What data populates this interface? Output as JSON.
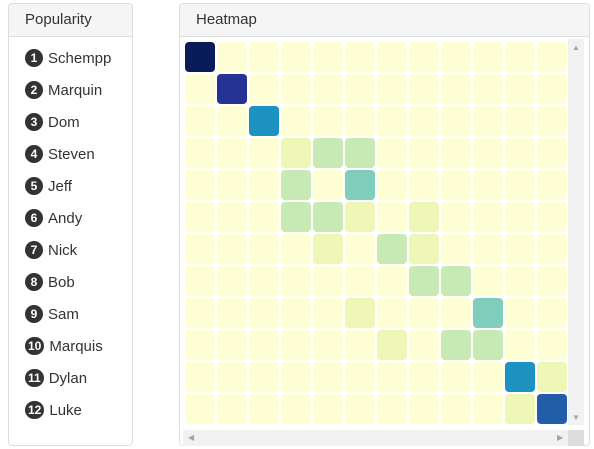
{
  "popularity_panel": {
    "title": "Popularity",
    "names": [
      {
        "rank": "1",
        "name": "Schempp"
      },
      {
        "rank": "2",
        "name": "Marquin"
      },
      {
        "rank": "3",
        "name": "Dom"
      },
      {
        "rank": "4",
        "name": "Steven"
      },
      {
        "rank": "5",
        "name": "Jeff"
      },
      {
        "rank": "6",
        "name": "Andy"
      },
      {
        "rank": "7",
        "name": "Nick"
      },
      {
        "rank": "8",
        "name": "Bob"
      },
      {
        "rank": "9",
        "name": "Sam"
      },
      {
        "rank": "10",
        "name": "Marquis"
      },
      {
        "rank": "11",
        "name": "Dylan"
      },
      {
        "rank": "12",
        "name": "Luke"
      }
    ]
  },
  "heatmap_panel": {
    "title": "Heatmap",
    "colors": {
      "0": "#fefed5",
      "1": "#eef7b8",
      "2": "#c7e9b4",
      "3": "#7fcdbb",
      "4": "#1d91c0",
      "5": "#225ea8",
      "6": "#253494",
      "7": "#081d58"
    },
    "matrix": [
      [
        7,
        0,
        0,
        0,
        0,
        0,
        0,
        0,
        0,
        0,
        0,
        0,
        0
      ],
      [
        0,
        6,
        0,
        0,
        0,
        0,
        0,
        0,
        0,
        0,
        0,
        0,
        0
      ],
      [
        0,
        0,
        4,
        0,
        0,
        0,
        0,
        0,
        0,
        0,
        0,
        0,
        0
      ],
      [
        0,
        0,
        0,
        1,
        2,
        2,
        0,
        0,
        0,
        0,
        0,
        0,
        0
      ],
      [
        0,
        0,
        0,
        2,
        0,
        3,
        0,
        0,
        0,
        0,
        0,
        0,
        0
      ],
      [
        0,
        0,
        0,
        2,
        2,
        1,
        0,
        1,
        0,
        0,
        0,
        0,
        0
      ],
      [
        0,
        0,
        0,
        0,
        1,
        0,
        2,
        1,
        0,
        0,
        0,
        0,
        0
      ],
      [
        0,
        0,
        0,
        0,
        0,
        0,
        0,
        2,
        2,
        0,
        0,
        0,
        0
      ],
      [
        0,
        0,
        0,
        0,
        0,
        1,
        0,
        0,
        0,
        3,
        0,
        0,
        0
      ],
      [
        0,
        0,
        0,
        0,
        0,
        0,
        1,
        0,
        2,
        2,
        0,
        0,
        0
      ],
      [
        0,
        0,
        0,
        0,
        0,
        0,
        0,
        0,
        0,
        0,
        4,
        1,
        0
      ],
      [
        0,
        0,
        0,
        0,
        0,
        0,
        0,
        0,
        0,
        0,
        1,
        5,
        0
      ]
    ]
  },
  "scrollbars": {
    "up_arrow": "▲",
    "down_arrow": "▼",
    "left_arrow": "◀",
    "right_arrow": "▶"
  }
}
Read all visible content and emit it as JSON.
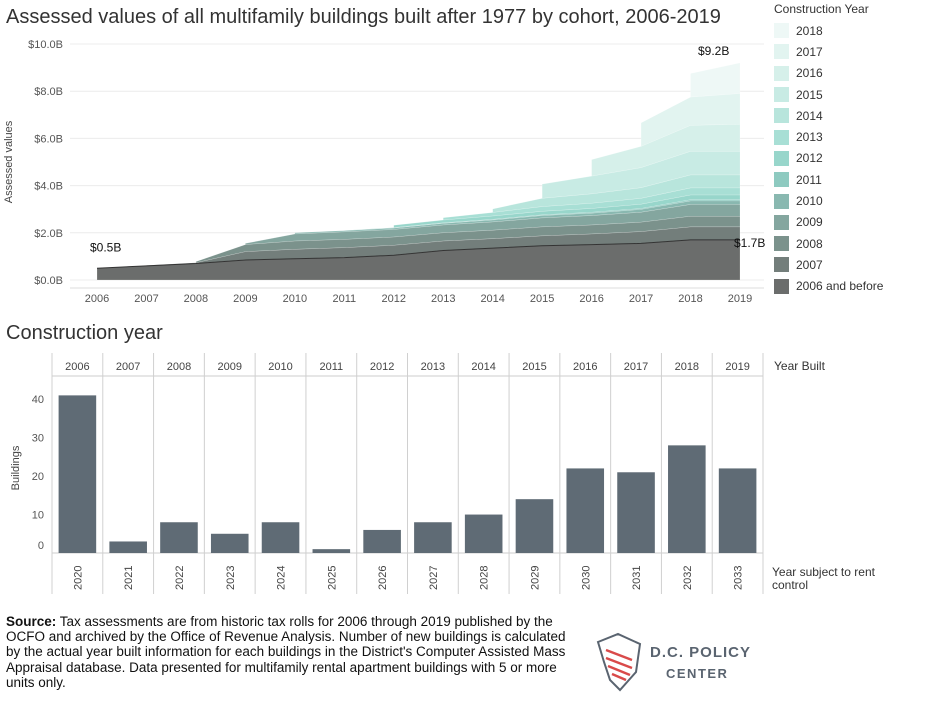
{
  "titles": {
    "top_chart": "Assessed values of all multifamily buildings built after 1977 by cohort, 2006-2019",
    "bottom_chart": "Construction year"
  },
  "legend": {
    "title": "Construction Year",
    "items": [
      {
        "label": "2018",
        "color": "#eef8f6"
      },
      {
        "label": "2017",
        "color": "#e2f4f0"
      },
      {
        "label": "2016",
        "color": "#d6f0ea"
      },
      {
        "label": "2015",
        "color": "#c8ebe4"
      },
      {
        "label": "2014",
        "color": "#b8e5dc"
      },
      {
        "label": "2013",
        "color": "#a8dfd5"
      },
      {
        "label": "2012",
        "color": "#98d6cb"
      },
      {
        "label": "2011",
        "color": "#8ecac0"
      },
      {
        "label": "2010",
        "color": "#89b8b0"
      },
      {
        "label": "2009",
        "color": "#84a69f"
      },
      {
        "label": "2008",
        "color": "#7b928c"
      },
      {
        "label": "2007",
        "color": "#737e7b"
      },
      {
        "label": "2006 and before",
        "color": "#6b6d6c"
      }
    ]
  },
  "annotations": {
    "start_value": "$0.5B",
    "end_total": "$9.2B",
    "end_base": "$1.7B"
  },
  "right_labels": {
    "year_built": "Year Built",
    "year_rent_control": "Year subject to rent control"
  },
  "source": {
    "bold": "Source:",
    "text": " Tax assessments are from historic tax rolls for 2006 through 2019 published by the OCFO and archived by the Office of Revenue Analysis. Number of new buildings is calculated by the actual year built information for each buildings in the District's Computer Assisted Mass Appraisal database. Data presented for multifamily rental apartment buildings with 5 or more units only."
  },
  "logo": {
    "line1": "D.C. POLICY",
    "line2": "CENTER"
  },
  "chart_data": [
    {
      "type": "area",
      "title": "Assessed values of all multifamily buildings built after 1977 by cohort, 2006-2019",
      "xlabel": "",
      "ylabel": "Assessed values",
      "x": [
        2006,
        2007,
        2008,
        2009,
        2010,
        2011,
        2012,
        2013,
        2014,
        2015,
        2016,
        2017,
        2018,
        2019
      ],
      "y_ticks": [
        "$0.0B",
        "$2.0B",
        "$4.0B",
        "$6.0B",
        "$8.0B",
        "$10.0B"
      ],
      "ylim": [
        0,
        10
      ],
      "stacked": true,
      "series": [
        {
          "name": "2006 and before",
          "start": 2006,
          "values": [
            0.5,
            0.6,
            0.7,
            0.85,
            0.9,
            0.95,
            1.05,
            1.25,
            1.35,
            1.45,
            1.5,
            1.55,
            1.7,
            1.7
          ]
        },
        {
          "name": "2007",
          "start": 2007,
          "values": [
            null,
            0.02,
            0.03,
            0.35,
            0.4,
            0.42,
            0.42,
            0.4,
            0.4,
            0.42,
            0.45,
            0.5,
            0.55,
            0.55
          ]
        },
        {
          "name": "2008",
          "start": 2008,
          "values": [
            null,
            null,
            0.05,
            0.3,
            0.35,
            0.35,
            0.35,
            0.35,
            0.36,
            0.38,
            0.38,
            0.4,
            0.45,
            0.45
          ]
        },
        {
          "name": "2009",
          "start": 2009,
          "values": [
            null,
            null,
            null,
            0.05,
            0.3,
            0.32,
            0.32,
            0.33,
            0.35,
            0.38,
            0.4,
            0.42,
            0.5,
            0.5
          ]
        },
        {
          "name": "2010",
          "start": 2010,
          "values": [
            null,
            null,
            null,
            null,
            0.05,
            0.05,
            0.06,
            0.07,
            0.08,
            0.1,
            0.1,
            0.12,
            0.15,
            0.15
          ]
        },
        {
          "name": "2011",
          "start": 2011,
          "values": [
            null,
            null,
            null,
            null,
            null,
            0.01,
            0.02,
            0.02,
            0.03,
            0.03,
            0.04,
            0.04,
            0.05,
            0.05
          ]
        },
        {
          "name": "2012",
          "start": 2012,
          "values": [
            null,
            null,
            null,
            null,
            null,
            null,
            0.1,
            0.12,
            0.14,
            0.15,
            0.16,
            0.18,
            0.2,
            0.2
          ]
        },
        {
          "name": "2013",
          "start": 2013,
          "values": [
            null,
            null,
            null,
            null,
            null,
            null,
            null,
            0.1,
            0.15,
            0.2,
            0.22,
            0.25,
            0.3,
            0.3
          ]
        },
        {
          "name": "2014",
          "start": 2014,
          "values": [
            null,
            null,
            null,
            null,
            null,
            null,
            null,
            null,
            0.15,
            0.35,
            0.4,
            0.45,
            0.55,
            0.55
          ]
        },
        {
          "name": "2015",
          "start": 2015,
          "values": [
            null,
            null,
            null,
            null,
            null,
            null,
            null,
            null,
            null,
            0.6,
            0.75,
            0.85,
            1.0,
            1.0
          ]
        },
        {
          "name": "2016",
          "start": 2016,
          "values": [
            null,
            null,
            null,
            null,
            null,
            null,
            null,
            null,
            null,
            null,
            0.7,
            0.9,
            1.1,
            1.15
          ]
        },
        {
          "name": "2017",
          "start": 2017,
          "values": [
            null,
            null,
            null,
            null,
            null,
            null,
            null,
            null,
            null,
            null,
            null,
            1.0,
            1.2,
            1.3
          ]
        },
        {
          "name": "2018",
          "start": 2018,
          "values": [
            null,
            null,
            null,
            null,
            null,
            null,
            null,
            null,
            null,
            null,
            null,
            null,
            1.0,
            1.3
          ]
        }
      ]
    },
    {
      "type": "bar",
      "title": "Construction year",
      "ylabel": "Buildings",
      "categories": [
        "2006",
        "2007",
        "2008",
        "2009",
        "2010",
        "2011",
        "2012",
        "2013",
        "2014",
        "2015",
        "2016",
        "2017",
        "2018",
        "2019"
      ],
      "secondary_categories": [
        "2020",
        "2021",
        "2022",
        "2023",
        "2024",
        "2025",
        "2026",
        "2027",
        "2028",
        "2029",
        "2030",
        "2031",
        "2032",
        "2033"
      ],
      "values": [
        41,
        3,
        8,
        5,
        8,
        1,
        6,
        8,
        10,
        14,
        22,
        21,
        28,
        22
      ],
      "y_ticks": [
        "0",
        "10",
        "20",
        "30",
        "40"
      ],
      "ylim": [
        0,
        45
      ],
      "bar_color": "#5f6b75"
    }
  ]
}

.....

## WRITTEN INSTRUCTION
From the data above, copy out every line with the string "Assessed" in it.

## ANSWER TO THIS TASK
    "top_chart": "Assessed values of all multifamily buildings built after 1977 by cohort, 2006-2019",
      "title": "Assessed values of all multifamily buildings built after 1977 by cohort, 2006-2019",
      "ylabel": "Assessed values",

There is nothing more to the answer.